§ **Verilen Metin**
◆ ◆ ◆ ◆

Anlayacağınız böylesi bir dizide olması gerekenler ‘Yüz Yüze’nin varlığında tekmil mevcut. Ancak bu tabloda eksik olan bir şey var. Bağlanmayı etkileyen bir tür duygu eksikliği! Hani ‘Maalesef ruhu yok’ derler ya işte öyle bir şey. Bu eksikliğin kaynağında da, eğreti duran tesadüflerin ve tutarsızlıkların yattığını rahatlıkla söyleyebiliriz. Diyeceğim o ki; karakterleriyle kendine has bir rüzgâr estirmeye müsait olan… Dev beton çirkinliğinin gölgelediği Yedikule surlarının eşsiz manzarasını ve mahalle atmosferini verirken ‘‘Neyse ki İstanbul’da halen eskinin dokusunu koruyan yerler mevcut’’ diye şükrettiren ‘Yüz Yüze’nin olamayışları, senaryo mantığını hiçe sayarak yansıtma noktasından başlamış oluyor.

◆ ◆ ◆ ◆

§ **Öğe kutusu kayıtları**

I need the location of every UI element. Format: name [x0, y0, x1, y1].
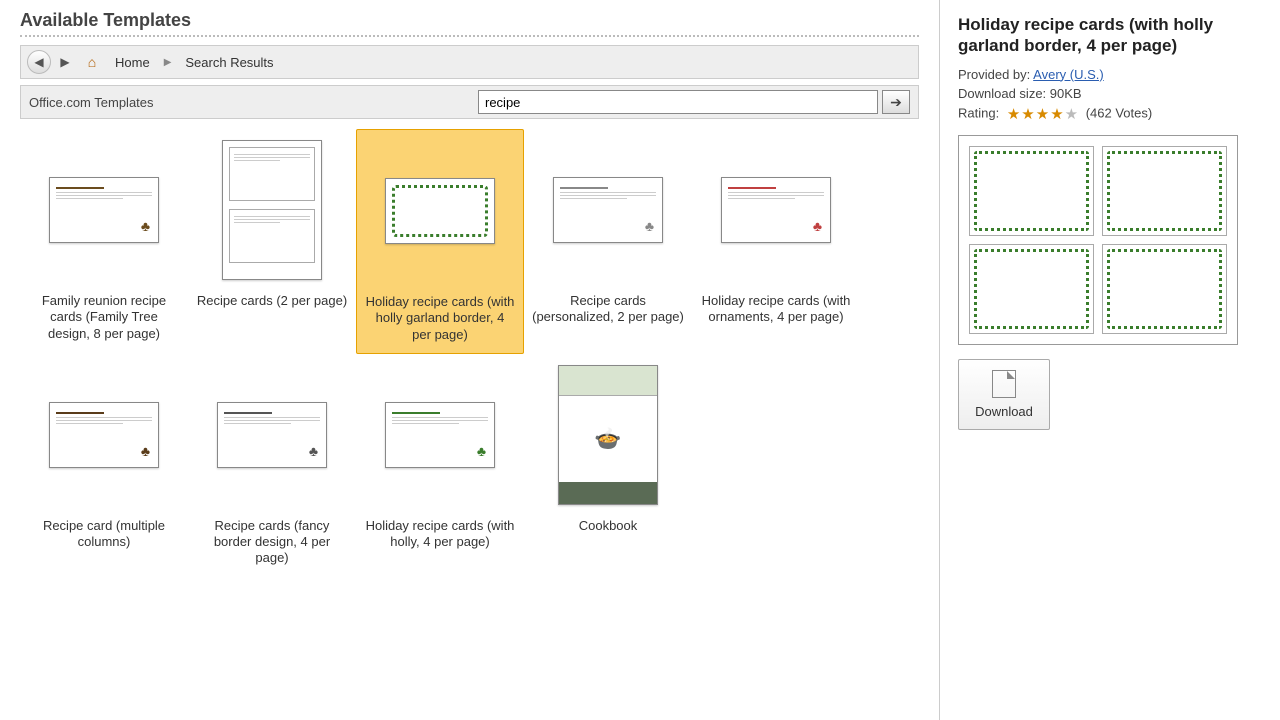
template-thumbnail: ♣ [29, 360, 179, 510]
star-icon: ★ [1036, 105, 1049, 123]
template-label: Holiday recipe cards (with holly garland… [361, 294, 519, 343]
breadcrumb-separator-icon: ▶ [164, 57, 172, 68]
template-item[interactable]: ♣ Holiday recipe cards (with ornaments, 4… [692, 129, 860, 354]
template-thumbnail [365, 136, 515, 286]
search-bar: Office.com Templates ➔ [20, 85, 919, 119]
preview-title: Holiday recipe cards (with holly garland… [958, 14, 1262, 57]
template-label: Holiday recipe cards (with holly, 4 per … [360, 518, 520, 551]
breadcrumb-search-results[interactable]: Search Results [181, 55, 277, 70]
star-icon: ★ [1065, 105, 1078, 123]
search-go-button[interactable]: ➔ [882, 90, 910, 114]
star-icon: ★ [1021, 105, 1034, 123]
home-icon: ⌂ [83, 54, 101, 70]
page-title: Available Templates [20, 10, 919, 37]
template-thumbnail: ♣ [533, 135, 683, 285]
template-label: Recipe card (multiple columns) [24, 518, 184, 551]
template-item[interactable]: ♣ Holiday recipe cards (with holly, 4 per… [356, 354, 524, 577]
templates-grid: ♣ Family reunion recipe cards (Family Tre… [20, 129, 919, 577]
provided-by-label: Provided by: [958, 67, 1030, 82]
star-icon: ★ [1007, 105, 1020, 123]
download-button[interactable]: Download [958, 359, 1050, 430]
download-size-label: Download size: [958, 86, 1046, 101]
template-thumbnail: ♣ [197, 360, 347, 510]
document-icon [992, 370, 1016, 398]
template-thumbnail [197, 135, 347, 285]
back-button[interactable]: ◀ [27, 50, 51, 74]
forward-button[interactable]: ▶ [57, 50, 73, 74]
template-item[interactable]: ♣ Family reunion recipe cards (Family Tre… [20, 129, 188, 354]
template-item[interactable]: 🍲 Cookbook [524, 354, 692, 577]
search-input[interactable] [478, 90, 878, 114]
search-source-label: Office.com Templates [29, 95, 154, 110]
template-thumbnail: 🍲 [533, 360, 683, 510]
template-label: Recipe cards (fancy border design, 4 per… [192, 518, 352, 567]
download-size-row: Download size: 90KB [958, 86, 1262, 101]
rating-label: Rating: [958, 105, 999, 120]
preview-panel: Holiday recipe cards (with holly garland… [940, 0, 1280, 720]
template-thumbnail: ♣ [365, 360, 515, 510]
download-size-value: 90KB [1050, 86, 1082, 101]
template-label: Recipe cards (personalized, 2 per page) [528, 293, 688, 326]
template-item[interactable]: Holiday recipe cards (with holly garland… [356, 129, 524, 354]
template-label: Recipe cards (2 per page) [192, 293, 352, 309]
rating-row: Rating: ★★★★★ (462 Votes) [958, 105, 1262, 123]
download-button-label: Download [965, 404, 1043, 419]
template-label: Cookbook [528, 518, 688, 534]
provided-by-row: Provided by: Avery (U.S.) [958, 67, 1262, 82]
template-label: Family reunion recipe cards (Family Tree… [24, 293, 184, 342]
star-icon: ★ [1050, 105, 1063, 123]
template-thumbnail: ♣ [701, 135, 851, 285]
rating-stars: ★★★★★ [1007, 105, 1078, 123]
provider-link[interactable]: Avery (U.S.) [1033, 67, 1104, 82]
breadcrumb-bar: ◀ ▶ ⌂ Home ▶ Search Results [20, 45, 919, 79]
rating-votes: (462 Votes) [1086, 105, 1153, 120]
templates-panel: Available Templates ◀ ▶ ⌂ Home ▶ Search … [0, 0, 940, 720]
breadcrumb-home[interactable]: Home [111, 55, 154, 70]
template-item[interactable]: Recipe cards (2 per page) [188, 129, 356, 354]
template-item[interactable]: ♣ Recipe cards (personalized, 2 per page) [524, 129, 692, 354]
template-preview-image [958, 135, 1238, 345]
template-label: Holiday recipe cards (with ornaments, 4 … [696, 293, 856, 326]
template-thumbnail: ♣ [29, 135, 179, 285]
template-item[interactable]: ♣ Recipe card (multiple columns) [20, 354, 188, 577]
template-item[interactable]: ♣ Recipe cards (fancy border design, 4 pe… [188, 354, 356, 577]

◆ ◆ ◆ ◆

§ **Çalışma Yönergeleri**
A: "Yüz Yüze" dizisi üzerine yazılan metne göre dizi hangi surların manzarasını veriyor?
B: "Yüz Yüze" dizisi üzerine yazılan metinde "Anlayacağınız böylesi bir" sözcüklerinden başlayıp "noktasından başlamış oluyor." sözcüklerine kadar inen bölümün tamamını olduğu gibi alıntılayın.

§ **Problemlerin Cevapları**
A: Dev beton çirkinliğinin gölgelediği Yedikule surlarının manzarasını veriyor.

B:
Anlayacağınız böylesi bir dizide olması gerekenler ‘Yüz Yüze’nin varlığında tekmil mevcut. Ancak bu tabloda eksik olan bir şey var. Bağlanmayı etkileyen bir tür duygu eksikliği! Hani ‘Maalesef ruhu yok’ derler ya işte öyle bir şey. Bu eksikliğin kaynağında da, eğreti duran tesadüflerin ve tutarsızlıkların yattığını rahatlıkla söyleyebiliriz. Diyeceğim o ki; karakterleriyle kendine has bir rüzgâr estirmeye müsait olan… Dev beton çirkinliğinin gölgelediği Yedikule surlarının eşsiz manzarasını ve mahalle atmosferini verirken ‘‘Neyse ki İstanbul’da halen eskinin dokusunu koruyan yerler mevcut’’ diye şükrettiren ‘Yüz Yüze’nin olamayışları, senaryo mantığını hiçe sayarak yansıtma noktasından başlamış oluyor.